● **Given request**
Check each line of the records below for the word "support" and copy those where it appears.
==== Record list ====
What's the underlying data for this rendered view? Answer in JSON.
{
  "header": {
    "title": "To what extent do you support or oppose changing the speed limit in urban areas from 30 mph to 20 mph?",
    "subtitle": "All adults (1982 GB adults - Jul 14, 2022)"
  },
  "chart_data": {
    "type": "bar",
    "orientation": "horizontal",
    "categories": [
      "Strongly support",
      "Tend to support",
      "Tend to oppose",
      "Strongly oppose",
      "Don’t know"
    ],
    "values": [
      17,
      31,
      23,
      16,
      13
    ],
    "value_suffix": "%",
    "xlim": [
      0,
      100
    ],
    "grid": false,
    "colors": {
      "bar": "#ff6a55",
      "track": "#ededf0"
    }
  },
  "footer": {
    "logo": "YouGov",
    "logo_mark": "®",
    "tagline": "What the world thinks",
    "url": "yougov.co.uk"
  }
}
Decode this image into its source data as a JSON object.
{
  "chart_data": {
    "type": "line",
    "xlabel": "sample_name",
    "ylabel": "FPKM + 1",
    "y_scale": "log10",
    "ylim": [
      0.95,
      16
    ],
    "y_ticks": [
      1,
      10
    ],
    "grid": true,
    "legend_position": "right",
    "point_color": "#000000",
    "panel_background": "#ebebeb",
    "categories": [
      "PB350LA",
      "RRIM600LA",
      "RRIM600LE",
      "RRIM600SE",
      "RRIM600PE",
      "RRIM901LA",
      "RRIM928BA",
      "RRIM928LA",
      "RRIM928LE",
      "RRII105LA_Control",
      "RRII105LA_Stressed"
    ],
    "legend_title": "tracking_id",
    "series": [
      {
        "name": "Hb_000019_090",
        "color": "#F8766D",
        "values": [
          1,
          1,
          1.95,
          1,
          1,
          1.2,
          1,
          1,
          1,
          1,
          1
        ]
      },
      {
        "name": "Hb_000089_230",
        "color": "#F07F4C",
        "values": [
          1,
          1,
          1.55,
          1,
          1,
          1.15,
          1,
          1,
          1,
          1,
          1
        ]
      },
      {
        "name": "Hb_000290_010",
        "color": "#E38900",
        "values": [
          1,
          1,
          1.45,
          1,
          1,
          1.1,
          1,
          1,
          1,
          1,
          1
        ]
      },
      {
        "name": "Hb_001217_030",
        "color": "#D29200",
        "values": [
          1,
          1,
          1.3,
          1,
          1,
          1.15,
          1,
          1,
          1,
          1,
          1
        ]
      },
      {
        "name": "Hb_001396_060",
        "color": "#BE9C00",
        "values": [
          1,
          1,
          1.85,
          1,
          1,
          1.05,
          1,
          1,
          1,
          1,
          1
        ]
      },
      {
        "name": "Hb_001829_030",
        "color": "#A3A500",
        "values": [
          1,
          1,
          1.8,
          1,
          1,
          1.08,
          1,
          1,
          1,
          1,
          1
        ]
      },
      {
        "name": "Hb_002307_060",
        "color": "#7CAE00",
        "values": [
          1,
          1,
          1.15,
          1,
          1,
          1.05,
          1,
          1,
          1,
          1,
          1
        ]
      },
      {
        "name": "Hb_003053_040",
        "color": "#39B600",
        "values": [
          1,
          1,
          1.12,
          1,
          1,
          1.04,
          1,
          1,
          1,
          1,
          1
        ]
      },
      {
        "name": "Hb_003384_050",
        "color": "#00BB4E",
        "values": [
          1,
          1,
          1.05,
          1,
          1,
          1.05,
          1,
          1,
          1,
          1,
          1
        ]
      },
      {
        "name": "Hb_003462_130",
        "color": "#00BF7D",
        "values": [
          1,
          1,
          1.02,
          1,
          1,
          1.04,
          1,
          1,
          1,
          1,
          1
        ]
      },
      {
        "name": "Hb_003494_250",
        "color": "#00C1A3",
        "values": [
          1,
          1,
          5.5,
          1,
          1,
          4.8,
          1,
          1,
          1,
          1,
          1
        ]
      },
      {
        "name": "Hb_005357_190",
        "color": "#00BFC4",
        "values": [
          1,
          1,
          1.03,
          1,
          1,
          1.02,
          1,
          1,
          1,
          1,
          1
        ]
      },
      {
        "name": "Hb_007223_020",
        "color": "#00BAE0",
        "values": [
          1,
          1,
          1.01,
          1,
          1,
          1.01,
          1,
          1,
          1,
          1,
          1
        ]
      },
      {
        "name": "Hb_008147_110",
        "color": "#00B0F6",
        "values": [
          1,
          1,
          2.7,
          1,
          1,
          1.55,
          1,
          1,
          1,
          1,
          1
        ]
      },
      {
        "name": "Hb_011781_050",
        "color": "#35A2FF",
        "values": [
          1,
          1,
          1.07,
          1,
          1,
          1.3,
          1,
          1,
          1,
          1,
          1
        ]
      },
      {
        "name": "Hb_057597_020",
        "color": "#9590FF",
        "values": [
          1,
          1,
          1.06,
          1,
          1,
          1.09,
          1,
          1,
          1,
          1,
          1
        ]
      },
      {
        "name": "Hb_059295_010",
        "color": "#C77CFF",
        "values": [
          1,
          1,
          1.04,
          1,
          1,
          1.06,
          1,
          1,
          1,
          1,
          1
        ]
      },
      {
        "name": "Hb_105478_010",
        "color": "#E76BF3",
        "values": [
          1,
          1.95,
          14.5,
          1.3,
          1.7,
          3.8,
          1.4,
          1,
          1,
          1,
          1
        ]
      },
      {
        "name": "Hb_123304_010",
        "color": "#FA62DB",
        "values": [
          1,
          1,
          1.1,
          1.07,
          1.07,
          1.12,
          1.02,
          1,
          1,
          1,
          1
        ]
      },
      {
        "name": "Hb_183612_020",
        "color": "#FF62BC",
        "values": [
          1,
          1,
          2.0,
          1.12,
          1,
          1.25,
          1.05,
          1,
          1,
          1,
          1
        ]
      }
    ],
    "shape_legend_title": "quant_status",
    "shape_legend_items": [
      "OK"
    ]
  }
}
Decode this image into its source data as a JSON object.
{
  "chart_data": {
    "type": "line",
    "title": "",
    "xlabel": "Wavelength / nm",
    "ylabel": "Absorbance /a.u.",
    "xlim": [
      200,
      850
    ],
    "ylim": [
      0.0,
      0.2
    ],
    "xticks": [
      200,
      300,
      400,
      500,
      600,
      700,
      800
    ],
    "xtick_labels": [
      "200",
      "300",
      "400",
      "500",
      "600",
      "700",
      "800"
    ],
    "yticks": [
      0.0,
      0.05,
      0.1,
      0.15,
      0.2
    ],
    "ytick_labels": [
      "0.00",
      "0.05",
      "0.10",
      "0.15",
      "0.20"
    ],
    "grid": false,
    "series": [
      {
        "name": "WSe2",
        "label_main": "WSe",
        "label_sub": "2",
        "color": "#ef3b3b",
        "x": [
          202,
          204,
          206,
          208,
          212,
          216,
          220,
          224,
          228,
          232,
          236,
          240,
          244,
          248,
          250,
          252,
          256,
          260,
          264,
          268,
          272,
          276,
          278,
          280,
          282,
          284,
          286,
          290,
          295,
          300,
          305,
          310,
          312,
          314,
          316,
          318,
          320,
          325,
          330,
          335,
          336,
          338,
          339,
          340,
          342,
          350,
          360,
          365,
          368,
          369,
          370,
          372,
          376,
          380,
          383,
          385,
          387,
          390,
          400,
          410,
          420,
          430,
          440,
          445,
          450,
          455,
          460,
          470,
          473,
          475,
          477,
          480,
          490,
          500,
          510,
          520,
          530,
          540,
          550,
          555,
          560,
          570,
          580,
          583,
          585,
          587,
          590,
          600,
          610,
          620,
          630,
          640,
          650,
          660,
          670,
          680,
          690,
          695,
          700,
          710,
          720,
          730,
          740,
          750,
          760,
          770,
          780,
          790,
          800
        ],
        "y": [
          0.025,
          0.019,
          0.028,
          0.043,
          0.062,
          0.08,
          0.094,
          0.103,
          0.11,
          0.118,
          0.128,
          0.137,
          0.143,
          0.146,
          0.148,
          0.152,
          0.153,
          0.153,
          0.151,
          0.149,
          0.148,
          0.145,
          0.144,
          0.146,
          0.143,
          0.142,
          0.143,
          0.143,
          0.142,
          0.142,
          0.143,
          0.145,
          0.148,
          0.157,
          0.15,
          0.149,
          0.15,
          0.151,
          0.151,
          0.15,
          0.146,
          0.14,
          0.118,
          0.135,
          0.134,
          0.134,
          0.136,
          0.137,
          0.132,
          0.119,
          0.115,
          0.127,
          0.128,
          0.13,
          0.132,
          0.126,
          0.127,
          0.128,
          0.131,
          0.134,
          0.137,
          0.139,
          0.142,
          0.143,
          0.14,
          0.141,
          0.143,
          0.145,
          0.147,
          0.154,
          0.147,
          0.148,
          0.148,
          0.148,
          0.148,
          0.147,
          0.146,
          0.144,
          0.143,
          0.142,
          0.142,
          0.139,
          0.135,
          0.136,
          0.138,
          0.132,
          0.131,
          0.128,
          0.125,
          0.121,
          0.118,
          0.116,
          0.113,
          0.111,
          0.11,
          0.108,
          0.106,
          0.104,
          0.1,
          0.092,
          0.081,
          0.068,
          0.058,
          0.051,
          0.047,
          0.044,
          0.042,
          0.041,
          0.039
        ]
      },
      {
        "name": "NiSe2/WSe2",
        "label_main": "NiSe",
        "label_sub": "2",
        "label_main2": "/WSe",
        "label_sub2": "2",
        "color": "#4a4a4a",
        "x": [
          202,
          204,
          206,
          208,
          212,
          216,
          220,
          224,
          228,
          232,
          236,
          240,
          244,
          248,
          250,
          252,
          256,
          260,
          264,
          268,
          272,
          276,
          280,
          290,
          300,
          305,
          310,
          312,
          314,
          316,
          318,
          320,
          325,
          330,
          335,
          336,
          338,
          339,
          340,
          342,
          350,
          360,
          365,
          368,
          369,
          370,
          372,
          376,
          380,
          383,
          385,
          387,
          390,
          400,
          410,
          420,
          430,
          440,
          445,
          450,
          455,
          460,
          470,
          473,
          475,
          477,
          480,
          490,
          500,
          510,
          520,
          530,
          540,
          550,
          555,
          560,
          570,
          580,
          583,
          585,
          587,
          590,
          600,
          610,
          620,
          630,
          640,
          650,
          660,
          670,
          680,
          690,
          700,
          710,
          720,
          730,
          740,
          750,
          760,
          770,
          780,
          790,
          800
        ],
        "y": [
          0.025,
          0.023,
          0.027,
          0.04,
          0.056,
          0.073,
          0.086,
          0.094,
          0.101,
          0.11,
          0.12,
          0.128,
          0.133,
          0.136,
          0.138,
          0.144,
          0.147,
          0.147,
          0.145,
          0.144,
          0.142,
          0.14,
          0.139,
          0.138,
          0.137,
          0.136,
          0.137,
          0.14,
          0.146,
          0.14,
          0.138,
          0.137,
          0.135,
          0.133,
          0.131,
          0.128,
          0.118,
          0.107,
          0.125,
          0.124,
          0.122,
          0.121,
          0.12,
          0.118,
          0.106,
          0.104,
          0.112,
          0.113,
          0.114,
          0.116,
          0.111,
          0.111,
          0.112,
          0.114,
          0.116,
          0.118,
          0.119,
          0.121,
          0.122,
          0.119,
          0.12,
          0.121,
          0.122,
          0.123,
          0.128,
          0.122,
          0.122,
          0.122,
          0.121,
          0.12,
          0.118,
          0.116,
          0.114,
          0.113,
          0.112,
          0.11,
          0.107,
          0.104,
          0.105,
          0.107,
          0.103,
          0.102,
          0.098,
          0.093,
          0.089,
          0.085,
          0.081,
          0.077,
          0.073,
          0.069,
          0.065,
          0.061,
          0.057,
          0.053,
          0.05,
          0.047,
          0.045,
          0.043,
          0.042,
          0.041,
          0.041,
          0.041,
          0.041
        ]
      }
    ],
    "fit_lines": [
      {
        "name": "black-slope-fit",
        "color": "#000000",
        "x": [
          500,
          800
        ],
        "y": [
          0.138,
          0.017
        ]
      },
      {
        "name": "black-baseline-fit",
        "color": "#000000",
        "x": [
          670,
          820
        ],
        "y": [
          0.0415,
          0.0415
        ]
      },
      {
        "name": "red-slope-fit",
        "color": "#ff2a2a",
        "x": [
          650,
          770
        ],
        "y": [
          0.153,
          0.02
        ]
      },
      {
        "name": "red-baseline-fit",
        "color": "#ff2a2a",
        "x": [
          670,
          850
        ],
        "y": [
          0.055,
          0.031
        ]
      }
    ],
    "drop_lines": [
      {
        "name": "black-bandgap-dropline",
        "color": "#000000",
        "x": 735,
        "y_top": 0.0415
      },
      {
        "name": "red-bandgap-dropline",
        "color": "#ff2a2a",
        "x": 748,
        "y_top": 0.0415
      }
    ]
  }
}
====
● **In response**
    "title": "To what extent do you support or oppose changing the speed limit in urban areas from 30 mph to 20 mph?",
      "Strongly support",
      "Tend to support",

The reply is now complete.